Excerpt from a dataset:
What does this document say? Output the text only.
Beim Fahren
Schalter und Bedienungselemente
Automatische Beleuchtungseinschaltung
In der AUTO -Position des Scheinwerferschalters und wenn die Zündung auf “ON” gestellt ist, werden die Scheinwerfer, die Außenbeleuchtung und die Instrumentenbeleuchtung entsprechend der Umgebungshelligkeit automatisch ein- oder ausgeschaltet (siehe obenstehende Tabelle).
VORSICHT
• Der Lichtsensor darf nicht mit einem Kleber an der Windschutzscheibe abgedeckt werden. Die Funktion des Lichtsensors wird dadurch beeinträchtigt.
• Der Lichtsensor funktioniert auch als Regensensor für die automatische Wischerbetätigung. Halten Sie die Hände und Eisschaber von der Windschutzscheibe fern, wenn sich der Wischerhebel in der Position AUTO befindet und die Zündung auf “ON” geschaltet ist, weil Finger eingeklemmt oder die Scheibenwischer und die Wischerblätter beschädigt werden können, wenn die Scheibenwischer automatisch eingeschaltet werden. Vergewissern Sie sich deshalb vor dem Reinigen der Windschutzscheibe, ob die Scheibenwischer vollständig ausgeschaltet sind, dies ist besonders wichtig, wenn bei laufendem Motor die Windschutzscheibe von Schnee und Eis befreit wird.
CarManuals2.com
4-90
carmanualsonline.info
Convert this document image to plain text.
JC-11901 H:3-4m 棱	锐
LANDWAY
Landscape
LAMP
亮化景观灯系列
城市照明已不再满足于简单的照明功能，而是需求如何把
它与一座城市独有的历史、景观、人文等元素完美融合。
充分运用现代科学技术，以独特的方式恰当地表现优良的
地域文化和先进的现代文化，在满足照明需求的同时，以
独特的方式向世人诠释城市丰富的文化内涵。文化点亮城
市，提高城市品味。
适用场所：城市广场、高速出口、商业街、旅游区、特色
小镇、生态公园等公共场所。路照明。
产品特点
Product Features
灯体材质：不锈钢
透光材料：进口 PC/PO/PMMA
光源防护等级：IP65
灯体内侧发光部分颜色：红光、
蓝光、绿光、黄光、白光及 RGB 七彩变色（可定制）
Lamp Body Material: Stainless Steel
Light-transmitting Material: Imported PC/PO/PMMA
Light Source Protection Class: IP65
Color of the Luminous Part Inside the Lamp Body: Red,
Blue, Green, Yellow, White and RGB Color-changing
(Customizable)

**Exercise instructions**
Nothing outside the span should appear: transcribe the lines from the one containing "Convert this document image to plain text." through the last line of the records.

**Expected answer**
Convert this document image to plain text.
JC-11901 H:3-4m 棱	锐
LANDWAY
Landscape
LAMP
亮化景观灯系列
城市照明已不再满足于简单的照明功能，而是需求如何把
它与一座城市独有的历史、景观、人文等元素完美融合。
充分运用现代科学技术，以独特的方式恰当地表现优良的
地域文化和先进的现代文化，在满足照明需求的同时，以
独特的方式向世人诠释城市丰富的文化内涵。文化点亮城
市，提高城市品味。
适用场所：城市广场、高速出口、商业街、旅游区、特色
小镇、生态公园等公共场所。路照明。
产品特点
Product Features
灯体材质：不锈钢
透光材料：进口 PC/PO/PMMA
光源防护等级：IP65
灯体内侧发光部分颜色：红光、
蓝光、绿光、黄光、白光及 RGB 七彩变色（可定制）
Lamp Body Material: Stainless Steel
Light-transmitting Material: Imported PC/PO/PMMA
Light Source Protection Class: IP65
Color of the Luminous Part Inside the Lamp Body: Red,
Blue, Green, Yellow, White and RGB Color-changing
(Customizable)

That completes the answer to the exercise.